Repeat each line word for word.

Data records

* * * *

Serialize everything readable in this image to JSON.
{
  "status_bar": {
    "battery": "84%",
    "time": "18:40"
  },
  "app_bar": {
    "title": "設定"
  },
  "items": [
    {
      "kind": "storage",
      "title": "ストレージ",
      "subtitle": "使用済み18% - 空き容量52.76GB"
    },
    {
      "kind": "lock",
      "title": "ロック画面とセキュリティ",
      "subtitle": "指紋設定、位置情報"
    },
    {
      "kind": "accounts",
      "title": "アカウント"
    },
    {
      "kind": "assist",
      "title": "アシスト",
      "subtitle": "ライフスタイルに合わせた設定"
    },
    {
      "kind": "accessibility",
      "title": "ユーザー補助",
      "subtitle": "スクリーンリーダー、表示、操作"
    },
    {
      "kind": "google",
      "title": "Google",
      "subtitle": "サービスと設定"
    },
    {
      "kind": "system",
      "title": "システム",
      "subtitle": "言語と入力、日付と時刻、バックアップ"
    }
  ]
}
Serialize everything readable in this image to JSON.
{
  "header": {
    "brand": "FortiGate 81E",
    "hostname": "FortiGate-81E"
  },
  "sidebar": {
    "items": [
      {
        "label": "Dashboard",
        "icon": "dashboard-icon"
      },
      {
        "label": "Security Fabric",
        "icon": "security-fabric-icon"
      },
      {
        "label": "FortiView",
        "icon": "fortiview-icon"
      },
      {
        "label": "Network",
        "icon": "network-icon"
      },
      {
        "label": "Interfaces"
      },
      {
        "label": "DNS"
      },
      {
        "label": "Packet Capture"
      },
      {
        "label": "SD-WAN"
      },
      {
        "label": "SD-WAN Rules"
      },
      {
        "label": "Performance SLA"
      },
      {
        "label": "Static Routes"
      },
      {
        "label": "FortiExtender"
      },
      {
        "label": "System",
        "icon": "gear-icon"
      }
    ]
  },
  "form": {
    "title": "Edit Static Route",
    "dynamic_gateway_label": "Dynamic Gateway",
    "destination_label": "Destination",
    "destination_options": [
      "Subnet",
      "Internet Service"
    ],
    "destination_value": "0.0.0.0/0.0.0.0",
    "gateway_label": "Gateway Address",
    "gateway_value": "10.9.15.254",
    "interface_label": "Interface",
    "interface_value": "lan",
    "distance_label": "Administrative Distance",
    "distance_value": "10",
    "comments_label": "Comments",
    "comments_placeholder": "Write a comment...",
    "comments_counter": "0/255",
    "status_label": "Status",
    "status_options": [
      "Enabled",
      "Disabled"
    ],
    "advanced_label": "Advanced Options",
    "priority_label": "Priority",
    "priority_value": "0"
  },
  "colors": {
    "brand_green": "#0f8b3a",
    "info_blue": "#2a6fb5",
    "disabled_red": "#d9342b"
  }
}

* * * *

Reply.
Serialize everything readable in this image to JSON.
{
  "status_bar": {
    "battery": "84%",
    "time": "18:40"
  },
  "app_bar": {
    "title": "設定"
  },
  "items": [
    {
      "kind": "storage",
      "title": "ストレージ",
      "subtitle": "使用済み18% - 空き容量52.76GB"
    },
    {
      "kind": "lock",
      "title": "ロック画面とセキュリティ",
      "subtitle": "指紋設定、位置情報"
    },
    {
      "kind": "accounts",
      "title": "アカウント"
    },
    {
      "kind": "assist",
      "title": "アシスト",
      "subtitle": "ライフスタイルに合わせた設定"
    },
    {
      "kind": "accessibility",
      "title": "ユーザー補助",
      "subtitle": "スクリーンリーダー、表示、操作"
    },
    {
      "kind": "google",
      "title": "Google",
      "subtitle": "サービスと設定"
    },
    {
      "kind": "system",
      "title": "システム",
      "subtitle": "言語と入力、日付と時刻、バックアップ"
    }
  ]
}
Serialize everything readable in this image to JSON.
{
  "header": {
    "brand": "FortiGate 81E",
    "hostname": "FortiGate-81E"
  },
  "sidebar": {
    "items": [
      {
        "label": "Dashboard",
        "icon": "dashboard-icon"
      },
      {
        "label": "Security Fabric",
        "icon": "security-fabric-icon"
      },
      {
        "label": "FortiView",
        "icon": "fortiview-icon"
      },
      {
        "label": "Network",
        "icon": "network-icon"
      },
      {
        "label": "Interfaces"
      },
      {
        "label": "DNS"
      },
      {
        "label": "Packet Capture"
      },
      {
        "label": "SD-WAN"
      },
      {
        "label": "SD-WAN Rules"
      },
      {
        "label": "Performance SLA"
      },
      {
        "label": "Static Routes"
      },
      {
        "label": "FortiExtender"
      },
      {
        "label": "System",
        "icon": "gear-icon"
      }
    ]
  },
  "form": {
    "title": "Edit Static Route",
    "dynamic_gateway_label": "Dynamic Gateway",
    "destination_label": "Destination",
    "destination_options": [
      "Subnet",
      "Internet Service"
    ],
    "destination_value": "0.0.0.0/0.0.0.0",
    "gateway_label": "Gateway Address",
    "gateway_value": "10.9.15.254",
    "interface_label": "Interface",
    "interface_value": "lan",
    "distance_label": "Administrative Distance",
    "distance_value": "10",
    "comments_label": "Comments",
    "comments_placeholder": "Write a comment...",
    "comments_counter": "0/255",
    "status_label": "Status",
    "status_options": [
      "Enabled",
      "Disabled"
    ],
    "advanced_label": "Advanced Options",
    "priority_label": "Priority",
    "priority_value": "0"
  },
  "colors": {
    "brand_green": "#0f8b3a",
    "info_blue": "#2a6fb5",
    "disabled_red": "#d9342b"
  }
}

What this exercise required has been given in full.